* _Data provided_

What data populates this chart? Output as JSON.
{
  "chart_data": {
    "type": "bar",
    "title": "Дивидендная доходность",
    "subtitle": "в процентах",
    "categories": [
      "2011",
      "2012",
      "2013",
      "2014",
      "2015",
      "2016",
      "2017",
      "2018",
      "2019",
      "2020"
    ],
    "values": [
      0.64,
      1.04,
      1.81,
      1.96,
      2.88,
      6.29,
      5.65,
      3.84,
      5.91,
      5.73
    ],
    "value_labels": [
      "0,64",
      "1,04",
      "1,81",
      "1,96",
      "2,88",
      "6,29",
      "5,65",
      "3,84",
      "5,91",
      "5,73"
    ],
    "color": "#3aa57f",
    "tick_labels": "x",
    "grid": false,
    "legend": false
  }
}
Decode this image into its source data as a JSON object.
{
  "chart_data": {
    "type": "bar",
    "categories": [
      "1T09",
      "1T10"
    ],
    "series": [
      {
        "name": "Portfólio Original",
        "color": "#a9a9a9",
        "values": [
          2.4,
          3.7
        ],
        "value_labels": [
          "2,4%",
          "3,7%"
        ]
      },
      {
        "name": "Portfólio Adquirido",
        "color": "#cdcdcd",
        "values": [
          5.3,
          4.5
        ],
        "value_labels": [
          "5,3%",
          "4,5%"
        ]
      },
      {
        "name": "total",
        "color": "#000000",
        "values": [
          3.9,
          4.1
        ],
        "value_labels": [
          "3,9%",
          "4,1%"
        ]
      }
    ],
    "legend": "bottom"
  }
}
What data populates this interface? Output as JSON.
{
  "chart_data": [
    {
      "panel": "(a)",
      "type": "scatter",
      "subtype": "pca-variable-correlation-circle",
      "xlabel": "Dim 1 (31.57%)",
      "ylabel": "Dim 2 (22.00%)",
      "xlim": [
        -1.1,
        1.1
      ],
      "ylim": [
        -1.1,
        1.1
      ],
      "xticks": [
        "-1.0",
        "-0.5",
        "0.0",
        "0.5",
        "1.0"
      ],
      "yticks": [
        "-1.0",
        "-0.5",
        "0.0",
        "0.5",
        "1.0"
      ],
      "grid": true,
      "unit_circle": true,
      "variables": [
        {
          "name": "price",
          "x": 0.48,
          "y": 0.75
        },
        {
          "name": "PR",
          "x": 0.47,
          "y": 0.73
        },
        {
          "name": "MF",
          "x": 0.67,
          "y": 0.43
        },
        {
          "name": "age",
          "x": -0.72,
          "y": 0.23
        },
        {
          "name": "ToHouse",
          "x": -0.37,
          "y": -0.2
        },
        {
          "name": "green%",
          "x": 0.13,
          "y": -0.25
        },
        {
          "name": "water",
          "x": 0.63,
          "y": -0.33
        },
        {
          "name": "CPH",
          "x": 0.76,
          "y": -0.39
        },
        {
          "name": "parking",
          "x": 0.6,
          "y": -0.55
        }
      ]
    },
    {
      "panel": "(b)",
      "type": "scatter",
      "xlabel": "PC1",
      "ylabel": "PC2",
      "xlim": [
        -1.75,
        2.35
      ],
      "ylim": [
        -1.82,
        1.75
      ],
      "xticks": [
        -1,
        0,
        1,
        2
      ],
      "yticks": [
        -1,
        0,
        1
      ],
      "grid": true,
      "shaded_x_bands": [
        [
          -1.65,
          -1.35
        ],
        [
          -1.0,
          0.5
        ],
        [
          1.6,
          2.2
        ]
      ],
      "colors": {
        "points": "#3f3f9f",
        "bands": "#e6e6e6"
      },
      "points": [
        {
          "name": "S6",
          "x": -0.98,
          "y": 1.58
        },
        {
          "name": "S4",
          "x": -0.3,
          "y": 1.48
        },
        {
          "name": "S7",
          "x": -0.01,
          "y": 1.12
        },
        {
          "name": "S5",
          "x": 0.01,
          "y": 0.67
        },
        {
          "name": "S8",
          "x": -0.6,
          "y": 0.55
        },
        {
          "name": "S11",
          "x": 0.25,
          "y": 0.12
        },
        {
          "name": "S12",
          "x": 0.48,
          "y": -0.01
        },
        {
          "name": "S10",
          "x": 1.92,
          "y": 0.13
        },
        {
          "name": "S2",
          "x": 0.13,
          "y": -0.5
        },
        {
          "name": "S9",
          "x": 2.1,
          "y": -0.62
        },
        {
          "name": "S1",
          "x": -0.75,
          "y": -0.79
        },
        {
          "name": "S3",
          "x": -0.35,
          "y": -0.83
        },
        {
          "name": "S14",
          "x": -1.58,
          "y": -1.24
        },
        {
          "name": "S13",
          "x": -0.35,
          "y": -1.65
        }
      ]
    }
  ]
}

* _Your objective_
Print out every record again, exactly and in full.

* _Correct output_
What data populates this chart? Output as JSON.
{
  "chart_data": {
    "type": "bar",
    "title": "Дивидендная доходность",
    "subtitle": "в процентах",
    "categories": [
      "2011",
      "2012",
      "2013",
      "2014",
      "2015",
      "2016",
      "2017",
      "2018",
      "2019",
      "2020"
    ],
    "values": [
      0.64,
      1.04,
      1.81,
      1.96,
      2.88,
      6.29,
      5.65,
      3.84,
      5.91,
      5.73
    ],
    "value_labels": [
      "0,64",
      "1,04",
      "1,81",
      "1,96",
      "2,88",
      "6,29",
      "5,65",
      "3,84",
      "5,91",
      "5,73"
    ],
    "color": "#3aa57f",
    "tick_labels": "x",
    "grid": false,
    "legend": false
  }
}
Decode this image into its source data as a JSON object.
{
  "chart_data": {
    "type": "bar",
    "categories": [
      "1T09",
      "1T10"
    ],
    "series": [
      {
        "name": "Portfólio Original",
        "color": "#a9a9a9",
        "values": [
          2.4,
          3.7
        ],
        "value_labels": [
          "2,4%",
          "3,7%"
        ]
      },
      {
        "name": "Portfólio Adquirido",
        "color": "#cdcdcd",
        "values": [
          5.3,
          4.5
        ],
        "value_labels": [
          "5,3%",
          "4,5%"
        ]
      },
      {
        "name": "total",
        "color": "#000000",
        "values": [
          3.9,
          4.1
        ],
        "value_labels": [
          "3,9%",
          "4,1%"
        ]
      }
    ],
    "legend": "bottom"
  }
}
What data populates this interface? Output as JSON.
{
  "chart_data": [
    {
      "panel": "(a)",
      "type": "scatter",
      "subtype": "pca-variable-correlation-circle",
      "xlabel": "Dim 1 (31.57%)",
      "ylabel": "Dim 2 (22.00%)",
      "xlim": [
        -1.1,
        1.1
      ],
      "ylim": [
        -1.1,
        1.1
      ],
      "xticks": [
        "-1.0",
        "-0.5",
        "0.0",
        "0.5",
        "1.0"
      ],
      "yticks": [
        "-1.0",
        "-0.5",
        "0.0",
        "0.5",
        "1.0"
      ],
      "grid": true,
      "unit_circle": true,
      "variables": [
        {
          "name": "price",
          "x": 0.48,
          "y": 0.75
        },
        {
          "name": "PR",
          "x": 0.47,
          "y": 0.73
        },
        {
          "name": "MF",
          "x": 0.67,
          "y": 0.43
        },
        {
          "name": "age",
          "x": -0.72,
          "y": 0.23
        },
        {
          "name": "ToHouse",
          "x": -0.37,
          "y": -0.2
        },
        {
          "name": "green%",
          "x": 0.13,
          "y": -0.25
        },
        {
          "name": "water",
          "x": 0.63,
          "y": -0.33
        },
        {
          "name": "CPH",
          "x": 0.76,
          "y": -0.39
        },
        {
          "name": "parking",
          "x": 0.6,
          "y": -0.55
        }
      ]
    },
    {
      "panel": "(b)",
      "type": "scatter",
      "xlabel": "PC1",
      "ylabel": "PC2",
      "xlim": [
        -1.75,
        2.35
      ],
      "ylim": [
        -1.82,
        1.75
      ],
      "xticks": [
        -1,
        0,
        1,
        2
      ],
      "yticks": [
        -1,
        0,
        1
      ],
      "grid": true,
      "shaded_x_bands": [
        [
          -1.65,
          -1.35
        ],
        [
          -1.0,
          0.5
        ],
        [
          1.6,
          2.2
        ]
      ],
      "colors": {
        "points": "#3f3f9f",
        "bands": "#e6e6e6"
      },
      "points": [
        {
          "name": "S6",
          "x": -0.98,
          "y": 1.58
        },
        {
          "name": "S4",
          "x": -0.3,
          "y": 1.48
        },
        {
          "name": "S7",
          "x": -0.01,
          "y": 1.12
        },
        {
          "name": "S5",
          "x": 0.01,
          "y": 0.67
        },
        {
          "name": "S8",
          "x": -0.6,
          "y": 0.55
        },
        {
          "name": "S11",
          "x": 0.25,
          "y": 0.12
        },
        {
          "name": "S12",
          "x": 0.48,
          "y": -0.01
        },
        {
          "name": "S10",
          "x": 1.92,
          "y": 0.13
        },
        {
          "name": "S2",
          "x": 0.13,
          "y": -0.5
        },
        {
          "name": "S9",
          "x": 2.1,
          "y": -0.62
        },
        {
          "name": "S1",
          "x": -0.75,
          "y": -0.79
        },
        {
          "name": "S3",
          "x": -0.35,
          "y": -0.83
        },
        {
          "name": "S14",
          "x": -1.58,
          "y": -1.24
        },
        {
          "name": "S13",
          "x": -0.35,
          "y": -1.65
        }
      ]
    }
  ]
}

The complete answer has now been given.